EXERCISE DIRECTIONS
Do not carry the pictures over; copy every other part of the entries exactly.

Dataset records
────

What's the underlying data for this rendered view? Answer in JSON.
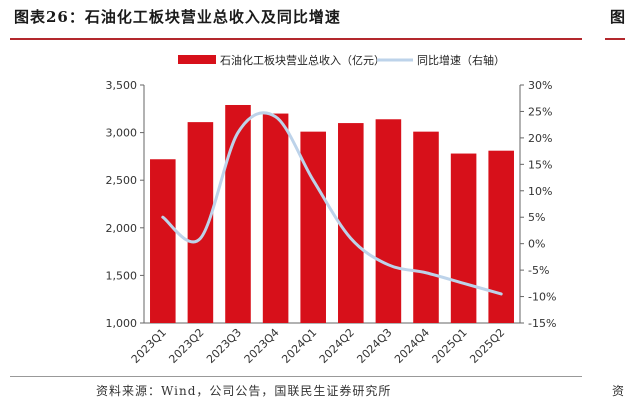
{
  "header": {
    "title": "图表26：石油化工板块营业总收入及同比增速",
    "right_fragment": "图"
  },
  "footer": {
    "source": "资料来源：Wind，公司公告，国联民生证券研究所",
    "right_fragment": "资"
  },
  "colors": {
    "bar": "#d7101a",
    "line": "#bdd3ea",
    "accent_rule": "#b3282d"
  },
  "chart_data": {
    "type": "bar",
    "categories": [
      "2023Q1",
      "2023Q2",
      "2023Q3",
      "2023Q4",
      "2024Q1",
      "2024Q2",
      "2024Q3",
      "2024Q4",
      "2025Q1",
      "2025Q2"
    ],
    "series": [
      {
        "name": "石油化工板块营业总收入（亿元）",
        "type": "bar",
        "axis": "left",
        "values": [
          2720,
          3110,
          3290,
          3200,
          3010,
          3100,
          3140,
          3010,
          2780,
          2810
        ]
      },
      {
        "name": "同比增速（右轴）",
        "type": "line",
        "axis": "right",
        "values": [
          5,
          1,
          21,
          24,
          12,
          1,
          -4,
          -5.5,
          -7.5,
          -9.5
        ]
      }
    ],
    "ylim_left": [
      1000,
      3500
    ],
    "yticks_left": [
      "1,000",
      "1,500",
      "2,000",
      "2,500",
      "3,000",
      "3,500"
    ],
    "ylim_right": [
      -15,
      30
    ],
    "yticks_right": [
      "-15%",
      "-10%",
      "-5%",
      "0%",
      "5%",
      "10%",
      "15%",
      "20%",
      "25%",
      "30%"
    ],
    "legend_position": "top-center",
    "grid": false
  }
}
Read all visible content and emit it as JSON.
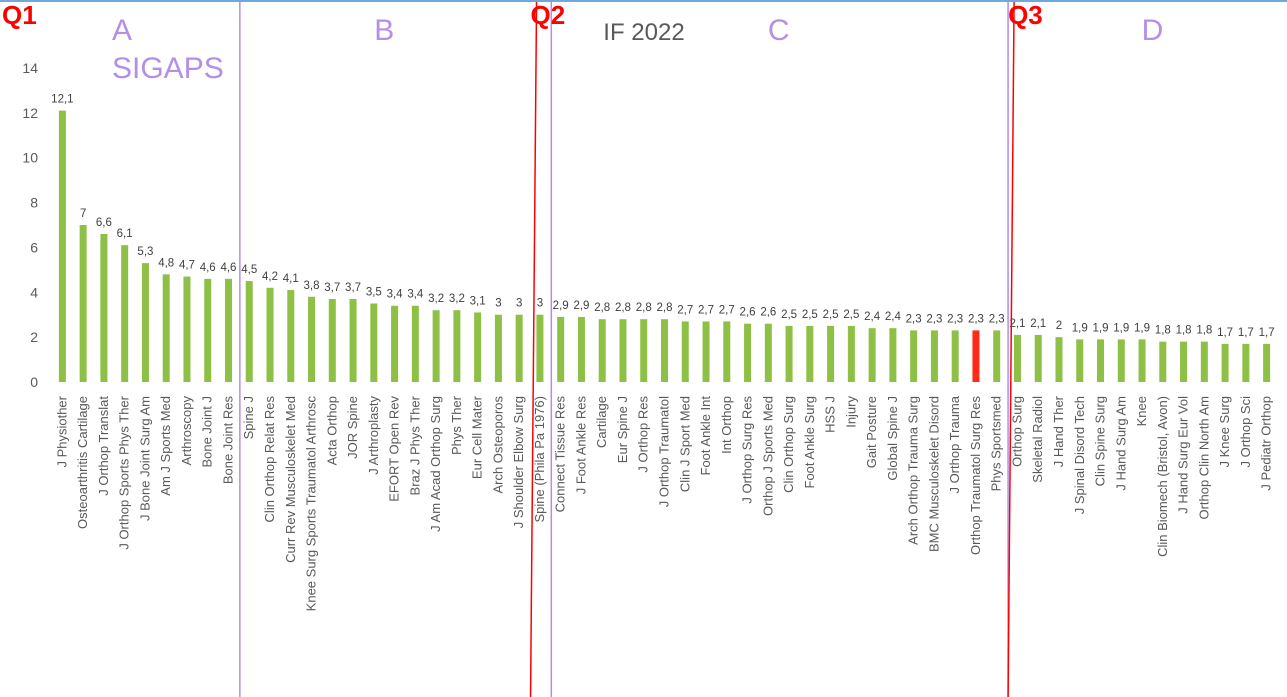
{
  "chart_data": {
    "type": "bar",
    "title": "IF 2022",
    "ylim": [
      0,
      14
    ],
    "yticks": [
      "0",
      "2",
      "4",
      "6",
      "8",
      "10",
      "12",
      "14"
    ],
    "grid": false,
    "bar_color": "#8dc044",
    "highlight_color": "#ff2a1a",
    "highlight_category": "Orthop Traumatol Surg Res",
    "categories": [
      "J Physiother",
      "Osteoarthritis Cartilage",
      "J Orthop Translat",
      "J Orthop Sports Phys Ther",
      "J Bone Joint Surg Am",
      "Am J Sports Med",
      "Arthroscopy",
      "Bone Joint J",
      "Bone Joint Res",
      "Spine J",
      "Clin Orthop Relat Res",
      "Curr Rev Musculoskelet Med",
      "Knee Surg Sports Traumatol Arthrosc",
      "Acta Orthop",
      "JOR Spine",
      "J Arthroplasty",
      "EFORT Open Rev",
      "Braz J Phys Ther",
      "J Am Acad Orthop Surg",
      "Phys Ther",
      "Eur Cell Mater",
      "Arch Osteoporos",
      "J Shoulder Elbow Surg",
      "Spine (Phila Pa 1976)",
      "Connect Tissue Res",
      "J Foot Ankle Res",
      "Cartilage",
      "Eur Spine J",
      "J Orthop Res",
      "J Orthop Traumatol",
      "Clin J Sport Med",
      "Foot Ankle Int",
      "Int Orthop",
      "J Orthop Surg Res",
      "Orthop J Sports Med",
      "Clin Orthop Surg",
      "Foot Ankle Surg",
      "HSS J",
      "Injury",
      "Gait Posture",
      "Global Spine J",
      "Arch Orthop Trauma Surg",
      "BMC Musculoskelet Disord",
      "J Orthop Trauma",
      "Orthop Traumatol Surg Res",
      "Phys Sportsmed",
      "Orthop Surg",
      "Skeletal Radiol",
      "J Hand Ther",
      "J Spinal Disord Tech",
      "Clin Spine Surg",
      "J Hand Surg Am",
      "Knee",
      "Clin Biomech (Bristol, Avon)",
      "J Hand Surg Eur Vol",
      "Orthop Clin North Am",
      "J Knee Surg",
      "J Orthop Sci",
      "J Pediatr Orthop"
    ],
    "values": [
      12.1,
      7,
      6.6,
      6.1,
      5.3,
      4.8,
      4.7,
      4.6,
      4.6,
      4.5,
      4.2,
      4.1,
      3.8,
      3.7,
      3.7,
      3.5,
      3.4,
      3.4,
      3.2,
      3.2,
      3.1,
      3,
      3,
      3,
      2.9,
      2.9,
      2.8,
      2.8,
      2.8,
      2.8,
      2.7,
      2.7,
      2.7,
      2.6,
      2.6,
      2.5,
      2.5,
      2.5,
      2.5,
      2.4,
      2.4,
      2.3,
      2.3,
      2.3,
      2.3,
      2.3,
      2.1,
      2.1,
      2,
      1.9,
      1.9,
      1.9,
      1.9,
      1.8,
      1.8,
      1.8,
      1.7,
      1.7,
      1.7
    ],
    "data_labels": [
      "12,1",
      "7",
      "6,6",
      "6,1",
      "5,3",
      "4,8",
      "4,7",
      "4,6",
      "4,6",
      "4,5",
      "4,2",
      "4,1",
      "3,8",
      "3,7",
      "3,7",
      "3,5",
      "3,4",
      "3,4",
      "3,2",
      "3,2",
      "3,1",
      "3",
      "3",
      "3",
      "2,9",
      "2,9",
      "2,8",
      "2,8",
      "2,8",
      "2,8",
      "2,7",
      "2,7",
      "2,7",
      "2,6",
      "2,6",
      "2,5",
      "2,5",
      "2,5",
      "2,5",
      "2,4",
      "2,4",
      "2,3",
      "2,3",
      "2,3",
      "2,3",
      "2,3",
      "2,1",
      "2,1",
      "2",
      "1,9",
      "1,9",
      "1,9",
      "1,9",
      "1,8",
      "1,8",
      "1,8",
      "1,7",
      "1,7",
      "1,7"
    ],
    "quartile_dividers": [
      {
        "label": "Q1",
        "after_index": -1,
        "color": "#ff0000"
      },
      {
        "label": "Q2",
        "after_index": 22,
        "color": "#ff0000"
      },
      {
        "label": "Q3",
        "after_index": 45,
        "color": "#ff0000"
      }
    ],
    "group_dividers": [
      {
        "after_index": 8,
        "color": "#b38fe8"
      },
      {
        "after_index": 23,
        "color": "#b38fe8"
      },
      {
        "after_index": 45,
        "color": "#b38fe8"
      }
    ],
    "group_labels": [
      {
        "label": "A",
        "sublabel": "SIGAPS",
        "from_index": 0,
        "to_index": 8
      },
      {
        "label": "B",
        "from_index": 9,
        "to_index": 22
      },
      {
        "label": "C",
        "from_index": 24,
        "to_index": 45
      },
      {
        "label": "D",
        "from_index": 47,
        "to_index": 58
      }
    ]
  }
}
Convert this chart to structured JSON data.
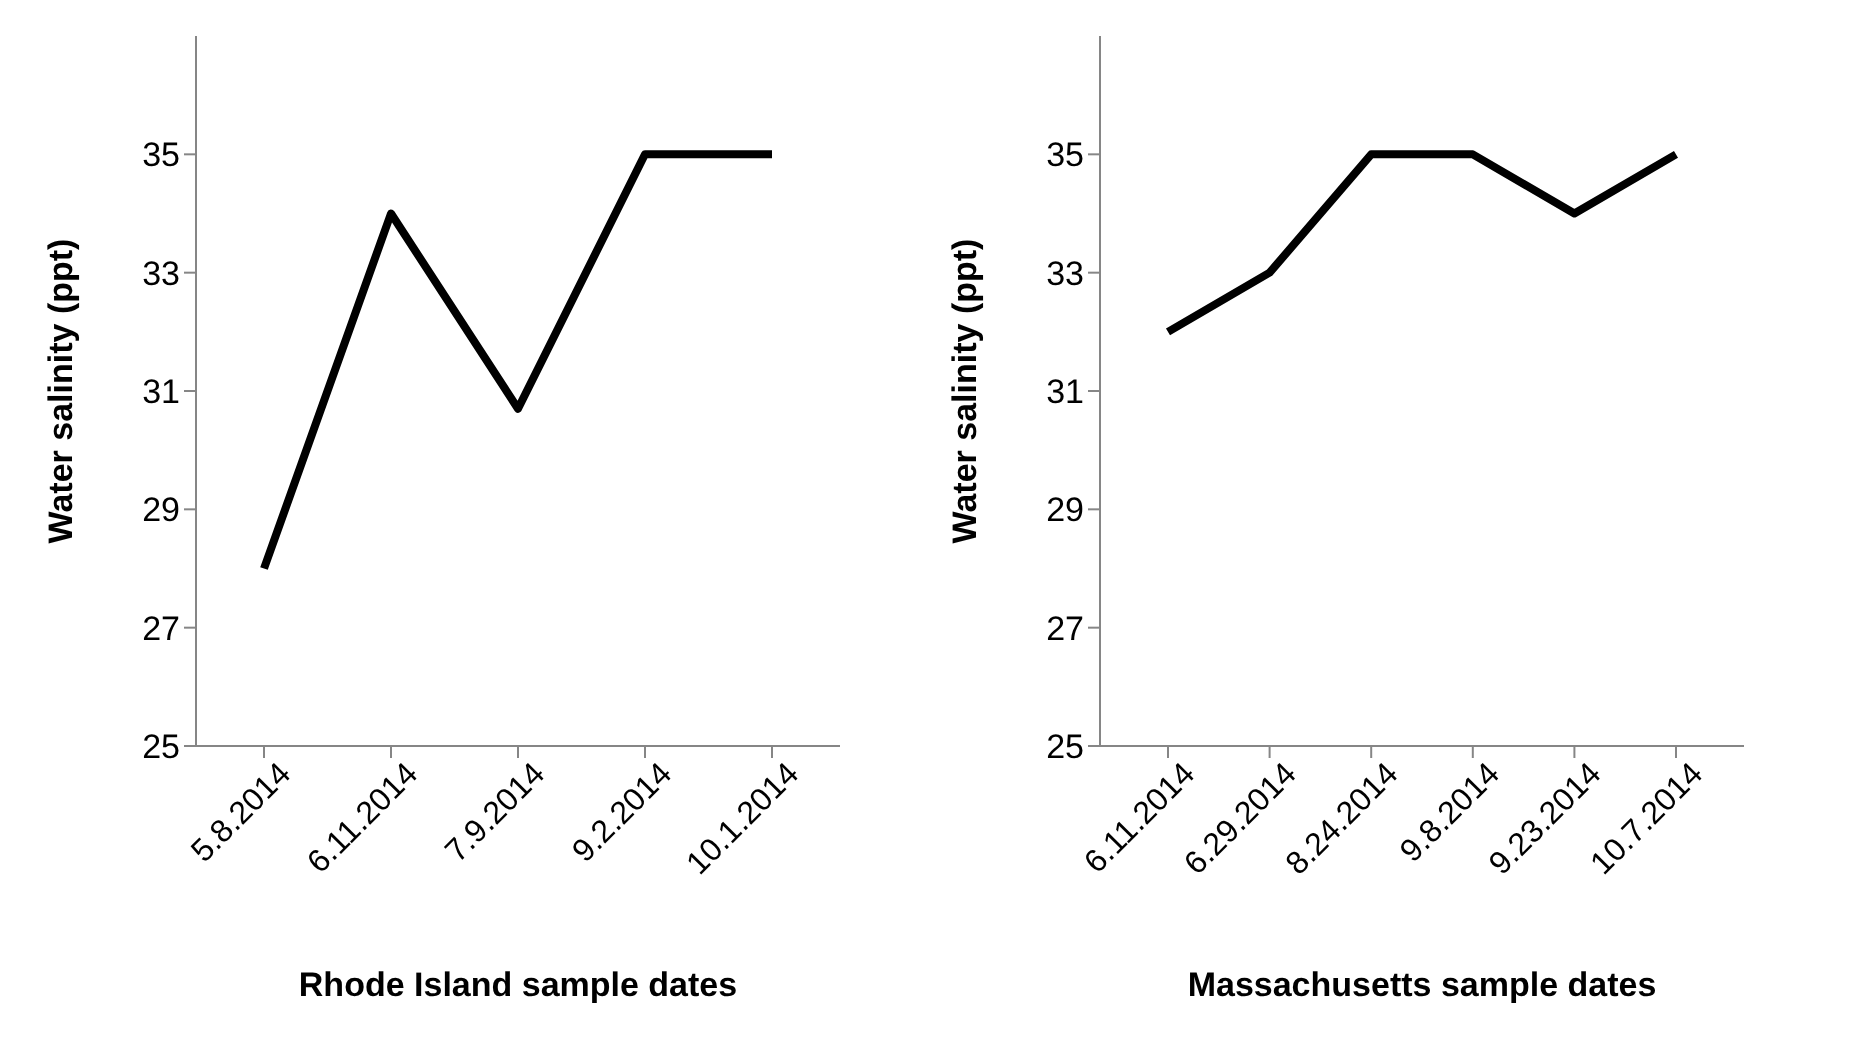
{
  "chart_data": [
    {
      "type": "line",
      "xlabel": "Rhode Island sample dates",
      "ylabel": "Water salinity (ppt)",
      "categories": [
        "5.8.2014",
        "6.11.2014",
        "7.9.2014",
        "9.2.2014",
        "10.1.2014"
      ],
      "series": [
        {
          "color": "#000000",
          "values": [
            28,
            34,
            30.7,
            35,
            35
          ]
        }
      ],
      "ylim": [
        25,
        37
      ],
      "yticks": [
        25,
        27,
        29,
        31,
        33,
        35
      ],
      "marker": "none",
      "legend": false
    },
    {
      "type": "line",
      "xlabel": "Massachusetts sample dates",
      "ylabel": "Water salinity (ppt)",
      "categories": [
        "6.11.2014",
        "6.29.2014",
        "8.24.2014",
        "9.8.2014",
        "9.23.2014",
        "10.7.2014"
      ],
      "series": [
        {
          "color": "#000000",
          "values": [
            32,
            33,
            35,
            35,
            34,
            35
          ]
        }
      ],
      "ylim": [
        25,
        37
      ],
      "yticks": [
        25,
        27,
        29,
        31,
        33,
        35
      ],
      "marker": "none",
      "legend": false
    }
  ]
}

────

EXERCISE ANSWER
What's the underlying data for this rendered view? Answer in JSON.
{
  "header": {
    "title": "图表26：石油化工板块营业总收入及同比增速",
    "right_fragment": "图"
  },
  "footer": {
    "source": "资料来源：Wind，公司公告，国联民生证券研究所",
    "right_fragment": "资"
  },
  "colors": {
    "bar": "#d7101a",
    "line": "#bdd3ea",
    "accent_rule": "#b3282d"
  },
  "chart_data": {
    "type": "bar",
    "categories": [
      "2023Q1",
      "2023Q2",
      "2023Q3",
      "2023Q4",
      "2024Q1",
      "2024Q2",
      "2024Q3",
      "2024Q4",
      "2025Q1",
      "2025Q2"
    ],
    "series": [
      {
        "name": "石油化工板块营业总收入（亿元）",
        "type": "bar",
        "axis": "left",
        "values": [
          2720,
          3110,
          3290,
          3200,
          3010,
          3100,
          3140,
          3010,
          2780,
          2810
        ]
      },
      {
        "name": "同比增速（右轴）",
        "type": "line",
        "axis": "right",
        "values": [
          5,
          1,
          21,
          24,
          12,
          1,
          -4,
          -5.5,
          -7.5,
          -9.5
        ]
      }
    ],
    "ylim_left": [
      1000,
      3500
    ],
    "yticks_left": [
      "1,000",
      "1,500",
      "2,000",
      "2,500",
      "3,000",
      "3,500"
    ],
    "ylim_right": [
      -15,
      30
    ],
    "yticks_right": [
      "-15%",
      "-10%",
      "-5%",
      "0%",
      "5%",
      "10%",
      "15%",
      "20%",
      "25%",
      "30%"
    ],
    "legend_position": "top-center",
    "grid": false
  }
}
Read all visible content and emit it as JSON.
{
  "chart_data": {
    "type": "bar",
    "title": "IF 2022",
    "ylim": [
      0,
      14
    ],
    "yticks": [
      "0",
      "2",
      "4",
      "6",
      "8",
      "10",
      "12",
      "14"
    ],
    "grid": false,
    "bar_color": "#8dc044",
    "highlight_color": "#ff2a1a",
    "highlight_category": "Orthop Traumatol Surg Res",
    "categories": [
      "J Physiother",
      "Osteoarthritis Cartilage",
      "J Orthop Translat",
      "J Orthop Sports Phys Ther",
      "J Bone Joint Surg Am",
      "Am J Sports Med",
      "Arthroscopy",
      "Bone Joint J",
      "Bone Joint Res",
      "Spine J",
      "Clin Orthop Relat Res",
      "Curr Rev Musculoskelet Med",
      "Knee Surg Sports Traumatol Arthrosc",
      "Acta Orthop",
      "JOR Spine",
      "J Arthroplasty",
      "EFORT Open Rev",
      "Braz J Phys Ther",
      "J Am Acad Orthop Surg",
      "Phys Ther",
      "Eur Cell Mater",
      "Arch Osteoporos",
      "J Shoulder Elbow Surg",
      "Spine (Phila Pa 1976)",
      "Connect Tissue Res",
      "J Foot Ankle Res",
      "Cartilage",
      "Eur Spine J",
      "J Orthop Res",
      "J Orthop Traumatol",
      "Clin J Sport Med",
      "Foot Ankle Int",
      "Int Orthop",
      "J Orthop Surg Res",
      "Orthop J Sports Med",
      "Clin Orthop Surg",
      "Foot Ankle Surg",
      "HSS J",
      "Injury",
      "Gait Posture",
      "Global Spine J",
      "Arch Orthop Trauma Surg",
      "BMC Musculoskelet Disord",
      "J Orthop Trauma",
      "Orthop Traumatol Surg Res",
      "Phys Sportsmed",
      "Orthop Surg",
      "Skeletal Radiol",
      "J Hand Ther",
      "J Spinal Disord Tech",
      "Clin Spine Surg",
      "J Hand Surg Am",
      "Knee",
      "Clin Biomech (Bristol, Avon)",
      "J Hand Surg Eur Vol",
      "Orthop Clin North Am",
      "J Knee Surg",
      "J Orthop Sci",
      "J Pediatr Orthop"
    ],
    "values": [
      12.1,
      7,
      6.6,
      6.1,
      5.3,
      4.8,
      4.7,
      4.6,
      4.6,
      4.5,
      4.2,
      4.1,
      3.8,
      3.7,
      3.7,
      3.5,
      3.4,
      3.4,
      3.2,
      3.2,
      3.1,
      3,
      3,
      3,
      2.9,
      2.9,
      2.8,
      2.8,
      2.8,
      2.8,
      2.7,
      2.7,
      2.7,
      2.6,
      2.6,
      2.5,
      2.5,
      2.5,
      2.5,
      2.4,
      2.4,
      2.3,
      2.3,
      2.3,
      2.3,
      2.3,
      2.1,
      2.1,
      2,
      1.9,
      1.9,
      1.9,
      1.9,
      1.8,
      1.8,
      1.8,
      1.7,
      1.7,
      1.7
    ],
    "data_labels": [
      "12,1",
      "7",
      "6,6",
      "6,1",
      "5,3",
      "4,8",
      "4,7",
      "4,6",
      "4,6",
      "4,5",
      "4,2",
      "4,1",
      "3,8",
      "3,7",
      "3,7",
      "3,5",
      "3,4",
      "3,4",
      "3,2",
      "3,2",
      "3,1",
      "3",
      "3",
      "3",
      "2,9",
      "2,9",
      "2,8",
      "2,8",
      "2,8",
      "2,8",
      "2,7",
      "2,7",
      "2,7",
      "2,6",
      "2,6",
      "2,5",
      "2,5",
      "2,5",
      "2,5",
      "2,4",
      "2,4",
      "2,3",
      "2,3",
      "2,3",
      "2,3",
      "2,3",
      "2,1",
      "2,1",
      "2",
      "1,9",
      "1,9",
      "1,9",
      "1,9",
      "1,8",
      "1,8",
      "1,8",
      "1,7",
      "1,7",
      "1,7"
    ],
    "quartile_dividers": [
      {
        "label": "Q1",
        "after_index": -1,
        "color": "#ff0000"
      },
      {
        "label": "Q2",
        "after_index": 22,
        "color": "#ff0000"
      },
      {
        "label": "Q3",
        "after_index": 45,
        "color": "#ff0000"
      }
    ],
    "group_dividers": [
      {
        "after_index": 8,
        "color": "#b38fe8"
      },
      {
        "after_index": 23,
        "color": "#b38fe8"
      },
      {
        "after_index": 45,
        "color": "#b38fe8"
      }
    ],
    "group_labels": [
      {
        "label": "A",
        "sublabel": "SIGAPS",
        "from_index": 0,
        "to_index": 8
      },
      {
        "label": "B",
        "from_index": 9,
        "to_index": 22
      },
      {
        "label": "C",
        "from_index": 24,
        "to_index": 45
      },
      {
        "label": "D",
        "from_index": 47,
        "to_index": 58
      }
    ]
  }
}
Convert this chart to structured JSON data.
{
  "chart_data": [
    {
      "type": "line",
      "xlabel": "Rhode Island sample dates",
      "ylabel": "Water salinity (ppt)",
      "categories": [
        "5.8.2014",
        "6.11.2014",
        "7.9.2014",
        "9.2.2014",
        "10.1.2014"
      ],
      "series": [
        {
          "color": "#000000",
          "values": [
            28,
            34,
            30.7,
            35,
            35
          ]
        }
      ],
      "ylim": [
        25,
        37
      ],
      "yticks": [
        25,
        27,
        29,
        31,
        33,
        35
      ],
      "marker": "none",
      "legend": false
    },
    {
      "type": "line",
      "xlabel": "Massachusetts sample dates",
      "ylabel": "Water salinity (ppt)",
      "categories": [
        "6.11.2014",
        "6.29.2014",
        "8.24.2014",
        "9.8.2014",
        "9.23.2014",
        "10.7.2014"
      ],
      "series": [
        {
          "color": "#000000",
          "values": [
            32,
            33,
            35,
            35,
            34,
            35
          ]
        }
      ],
      "ylim": [
        25,
        37
      ],
      "yticks": [
        25,
        27,
        29,
        31,
        33,
        35
      ],
      "marker": "none",
      "legend": false
    }
  ]
}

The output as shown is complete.